== THE RECORDS ==

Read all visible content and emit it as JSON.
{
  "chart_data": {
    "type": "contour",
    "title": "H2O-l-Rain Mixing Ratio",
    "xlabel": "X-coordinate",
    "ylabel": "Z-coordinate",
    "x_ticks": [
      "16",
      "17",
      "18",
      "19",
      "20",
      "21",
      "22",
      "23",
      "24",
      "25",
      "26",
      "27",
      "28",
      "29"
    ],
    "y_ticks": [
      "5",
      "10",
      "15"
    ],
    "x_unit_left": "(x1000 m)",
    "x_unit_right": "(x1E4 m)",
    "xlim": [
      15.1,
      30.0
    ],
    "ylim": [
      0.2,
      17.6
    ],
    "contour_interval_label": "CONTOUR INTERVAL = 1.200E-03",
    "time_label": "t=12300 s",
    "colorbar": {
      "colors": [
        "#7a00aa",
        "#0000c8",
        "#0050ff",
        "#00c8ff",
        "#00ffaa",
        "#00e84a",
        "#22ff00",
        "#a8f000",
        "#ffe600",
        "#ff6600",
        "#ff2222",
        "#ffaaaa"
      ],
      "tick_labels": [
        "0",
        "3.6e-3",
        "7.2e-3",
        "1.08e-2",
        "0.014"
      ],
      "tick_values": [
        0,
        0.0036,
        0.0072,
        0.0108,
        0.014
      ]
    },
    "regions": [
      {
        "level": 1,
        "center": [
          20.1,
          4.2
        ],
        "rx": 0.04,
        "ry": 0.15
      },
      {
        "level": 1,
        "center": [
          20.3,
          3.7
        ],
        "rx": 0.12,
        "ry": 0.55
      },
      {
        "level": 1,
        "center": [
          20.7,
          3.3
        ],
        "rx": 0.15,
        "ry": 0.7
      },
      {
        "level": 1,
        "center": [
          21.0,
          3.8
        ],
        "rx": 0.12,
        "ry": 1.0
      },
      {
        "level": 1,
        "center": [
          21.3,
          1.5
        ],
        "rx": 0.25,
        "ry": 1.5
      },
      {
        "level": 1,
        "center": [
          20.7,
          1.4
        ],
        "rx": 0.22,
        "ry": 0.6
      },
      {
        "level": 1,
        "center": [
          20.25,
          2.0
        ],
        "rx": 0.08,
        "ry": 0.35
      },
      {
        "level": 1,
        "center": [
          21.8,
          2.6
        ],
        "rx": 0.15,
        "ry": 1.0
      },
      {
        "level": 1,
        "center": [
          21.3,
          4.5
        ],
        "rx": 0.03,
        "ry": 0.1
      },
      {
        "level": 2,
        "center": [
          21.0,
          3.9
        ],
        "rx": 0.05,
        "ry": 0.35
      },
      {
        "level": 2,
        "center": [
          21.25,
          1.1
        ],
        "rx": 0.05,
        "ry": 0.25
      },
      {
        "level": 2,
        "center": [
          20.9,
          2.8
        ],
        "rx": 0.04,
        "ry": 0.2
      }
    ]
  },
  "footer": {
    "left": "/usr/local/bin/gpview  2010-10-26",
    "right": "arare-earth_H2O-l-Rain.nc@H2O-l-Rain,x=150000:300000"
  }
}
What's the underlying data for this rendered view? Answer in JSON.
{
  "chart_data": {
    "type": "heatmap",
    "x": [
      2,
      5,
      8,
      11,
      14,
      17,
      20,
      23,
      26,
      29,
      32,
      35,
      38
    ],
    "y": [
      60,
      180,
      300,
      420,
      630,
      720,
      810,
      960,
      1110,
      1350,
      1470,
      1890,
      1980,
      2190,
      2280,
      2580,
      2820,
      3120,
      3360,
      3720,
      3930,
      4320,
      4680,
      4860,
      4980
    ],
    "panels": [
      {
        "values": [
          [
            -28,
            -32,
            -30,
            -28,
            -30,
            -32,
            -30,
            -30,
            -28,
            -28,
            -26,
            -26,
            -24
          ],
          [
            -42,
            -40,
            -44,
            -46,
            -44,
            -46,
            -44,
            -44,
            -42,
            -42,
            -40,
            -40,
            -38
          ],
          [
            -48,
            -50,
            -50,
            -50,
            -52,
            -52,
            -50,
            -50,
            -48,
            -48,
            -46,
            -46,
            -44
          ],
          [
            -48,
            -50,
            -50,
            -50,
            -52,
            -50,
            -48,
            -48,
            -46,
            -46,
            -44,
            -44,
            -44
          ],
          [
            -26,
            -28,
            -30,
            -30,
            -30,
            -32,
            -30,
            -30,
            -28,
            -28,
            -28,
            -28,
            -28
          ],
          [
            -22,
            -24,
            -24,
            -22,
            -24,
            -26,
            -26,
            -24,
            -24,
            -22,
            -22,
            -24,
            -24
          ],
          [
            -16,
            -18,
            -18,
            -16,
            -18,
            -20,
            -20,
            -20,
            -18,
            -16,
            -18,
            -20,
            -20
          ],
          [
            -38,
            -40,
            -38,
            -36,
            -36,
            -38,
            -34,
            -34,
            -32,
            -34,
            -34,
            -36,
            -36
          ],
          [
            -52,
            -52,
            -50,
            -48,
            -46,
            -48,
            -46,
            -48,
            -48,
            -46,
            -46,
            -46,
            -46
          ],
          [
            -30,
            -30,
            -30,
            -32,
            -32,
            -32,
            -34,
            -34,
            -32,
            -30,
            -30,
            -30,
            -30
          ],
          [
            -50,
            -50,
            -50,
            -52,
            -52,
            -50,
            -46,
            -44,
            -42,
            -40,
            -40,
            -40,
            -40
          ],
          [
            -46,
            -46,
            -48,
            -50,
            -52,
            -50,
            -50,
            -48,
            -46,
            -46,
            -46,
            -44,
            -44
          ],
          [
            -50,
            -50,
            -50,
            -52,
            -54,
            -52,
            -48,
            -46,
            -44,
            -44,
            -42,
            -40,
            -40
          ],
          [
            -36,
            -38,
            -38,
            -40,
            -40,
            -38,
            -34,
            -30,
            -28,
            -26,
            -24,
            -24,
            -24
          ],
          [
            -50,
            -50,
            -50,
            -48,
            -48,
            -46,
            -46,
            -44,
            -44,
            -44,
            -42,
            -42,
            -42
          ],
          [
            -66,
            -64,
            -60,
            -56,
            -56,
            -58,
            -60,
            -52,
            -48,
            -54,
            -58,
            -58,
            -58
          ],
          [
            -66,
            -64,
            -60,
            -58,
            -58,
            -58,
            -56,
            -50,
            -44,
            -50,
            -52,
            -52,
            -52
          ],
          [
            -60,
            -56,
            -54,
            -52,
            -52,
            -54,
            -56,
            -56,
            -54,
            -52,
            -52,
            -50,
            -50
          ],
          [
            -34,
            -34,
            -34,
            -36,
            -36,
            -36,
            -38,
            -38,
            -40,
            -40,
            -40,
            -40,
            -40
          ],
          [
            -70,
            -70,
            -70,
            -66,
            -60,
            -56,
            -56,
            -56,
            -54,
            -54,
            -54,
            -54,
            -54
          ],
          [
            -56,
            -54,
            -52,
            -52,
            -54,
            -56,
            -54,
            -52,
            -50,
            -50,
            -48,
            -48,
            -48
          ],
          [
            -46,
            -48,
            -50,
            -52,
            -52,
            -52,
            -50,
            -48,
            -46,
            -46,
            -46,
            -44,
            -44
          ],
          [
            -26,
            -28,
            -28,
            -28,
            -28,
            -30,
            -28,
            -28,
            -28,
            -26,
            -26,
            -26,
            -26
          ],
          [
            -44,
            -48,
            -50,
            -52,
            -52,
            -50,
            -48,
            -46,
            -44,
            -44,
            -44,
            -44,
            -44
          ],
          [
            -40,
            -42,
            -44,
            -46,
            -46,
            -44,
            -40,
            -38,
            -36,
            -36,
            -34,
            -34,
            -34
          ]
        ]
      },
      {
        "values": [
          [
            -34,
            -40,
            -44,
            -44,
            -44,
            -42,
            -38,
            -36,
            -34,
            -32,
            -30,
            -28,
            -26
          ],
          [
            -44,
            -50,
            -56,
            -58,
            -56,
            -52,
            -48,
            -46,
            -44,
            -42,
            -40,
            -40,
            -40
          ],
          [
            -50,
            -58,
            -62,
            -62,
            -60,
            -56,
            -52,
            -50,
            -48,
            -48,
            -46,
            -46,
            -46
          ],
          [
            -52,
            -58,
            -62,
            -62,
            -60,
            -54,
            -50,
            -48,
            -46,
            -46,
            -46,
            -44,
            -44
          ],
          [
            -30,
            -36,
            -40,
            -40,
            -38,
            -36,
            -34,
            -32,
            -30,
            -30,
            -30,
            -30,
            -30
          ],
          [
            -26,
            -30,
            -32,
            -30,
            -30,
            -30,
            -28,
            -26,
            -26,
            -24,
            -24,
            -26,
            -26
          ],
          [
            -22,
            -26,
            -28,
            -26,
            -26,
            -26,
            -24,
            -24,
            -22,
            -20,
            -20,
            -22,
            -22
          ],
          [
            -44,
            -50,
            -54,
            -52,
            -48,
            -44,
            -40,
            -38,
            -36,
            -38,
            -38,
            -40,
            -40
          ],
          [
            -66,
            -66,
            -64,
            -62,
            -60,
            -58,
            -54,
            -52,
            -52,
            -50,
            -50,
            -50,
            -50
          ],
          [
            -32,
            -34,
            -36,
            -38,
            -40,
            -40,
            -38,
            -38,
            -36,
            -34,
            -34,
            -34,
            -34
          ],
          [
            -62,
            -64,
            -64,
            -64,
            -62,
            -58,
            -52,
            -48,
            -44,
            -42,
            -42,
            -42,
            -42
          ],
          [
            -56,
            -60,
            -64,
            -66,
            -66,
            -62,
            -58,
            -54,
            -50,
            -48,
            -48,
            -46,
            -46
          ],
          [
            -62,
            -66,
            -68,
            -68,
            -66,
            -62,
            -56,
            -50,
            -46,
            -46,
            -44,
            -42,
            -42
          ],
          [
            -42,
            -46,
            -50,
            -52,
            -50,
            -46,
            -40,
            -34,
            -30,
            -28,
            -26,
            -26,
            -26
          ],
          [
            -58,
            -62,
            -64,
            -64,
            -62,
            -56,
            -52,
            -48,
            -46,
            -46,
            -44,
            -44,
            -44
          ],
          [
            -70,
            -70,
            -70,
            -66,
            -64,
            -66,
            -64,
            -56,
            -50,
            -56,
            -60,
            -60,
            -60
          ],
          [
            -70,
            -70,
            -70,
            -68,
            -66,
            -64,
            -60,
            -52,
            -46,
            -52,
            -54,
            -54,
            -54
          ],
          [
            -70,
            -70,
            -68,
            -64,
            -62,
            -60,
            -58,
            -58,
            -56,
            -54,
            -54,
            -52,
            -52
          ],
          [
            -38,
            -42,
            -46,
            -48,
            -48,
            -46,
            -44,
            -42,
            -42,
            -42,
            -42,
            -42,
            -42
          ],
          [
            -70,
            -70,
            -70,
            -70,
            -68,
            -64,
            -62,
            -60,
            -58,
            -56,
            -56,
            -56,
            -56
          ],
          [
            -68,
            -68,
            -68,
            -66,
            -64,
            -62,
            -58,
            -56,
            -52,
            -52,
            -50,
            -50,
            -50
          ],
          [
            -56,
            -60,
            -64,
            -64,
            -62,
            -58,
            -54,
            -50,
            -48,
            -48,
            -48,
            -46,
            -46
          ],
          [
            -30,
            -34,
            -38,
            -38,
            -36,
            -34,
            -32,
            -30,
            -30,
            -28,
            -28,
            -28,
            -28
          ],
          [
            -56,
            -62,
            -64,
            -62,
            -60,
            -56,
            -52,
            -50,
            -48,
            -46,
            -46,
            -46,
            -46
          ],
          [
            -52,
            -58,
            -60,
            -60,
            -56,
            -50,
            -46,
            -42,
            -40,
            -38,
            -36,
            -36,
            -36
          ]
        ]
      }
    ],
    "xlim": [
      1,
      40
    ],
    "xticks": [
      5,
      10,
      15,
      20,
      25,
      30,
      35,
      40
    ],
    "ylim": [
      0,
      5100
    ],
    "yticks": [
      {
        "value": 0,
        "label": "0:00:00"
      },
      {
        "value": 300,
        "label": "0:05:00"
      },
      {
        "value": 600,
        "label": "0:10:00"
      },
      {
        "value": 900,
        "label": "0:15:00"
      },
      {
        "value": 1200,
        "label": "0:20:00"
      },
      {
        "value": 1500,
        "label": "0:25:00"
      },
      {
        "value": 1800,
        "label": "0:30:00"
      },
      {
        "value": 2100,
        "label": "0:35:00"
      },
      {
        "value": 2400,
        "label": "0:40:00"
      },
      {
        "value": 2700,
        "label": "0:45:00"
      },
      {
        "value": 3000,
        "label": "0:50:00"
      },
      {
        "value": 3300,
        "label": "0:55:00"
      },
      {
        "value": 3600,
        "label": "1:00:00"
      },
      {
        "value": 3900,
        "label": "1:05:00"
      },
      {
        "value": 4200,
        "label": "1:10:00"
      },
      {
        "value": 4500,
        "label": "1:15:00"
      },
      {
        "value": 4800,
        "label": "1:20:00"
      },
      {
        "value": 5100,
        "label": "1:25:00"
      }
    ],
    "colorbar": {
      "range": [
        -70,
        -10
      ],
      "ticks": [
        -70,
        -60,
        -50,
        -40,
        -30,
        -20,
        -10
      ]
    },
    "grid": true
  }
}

===

GIVEN TASK. Which lines contain "JSON"? Copy each of them out.

SOLUTION BELOW.
Read all visible content and emit it as JSON.
What's the underlying data for this rendered view? Answer in JSON.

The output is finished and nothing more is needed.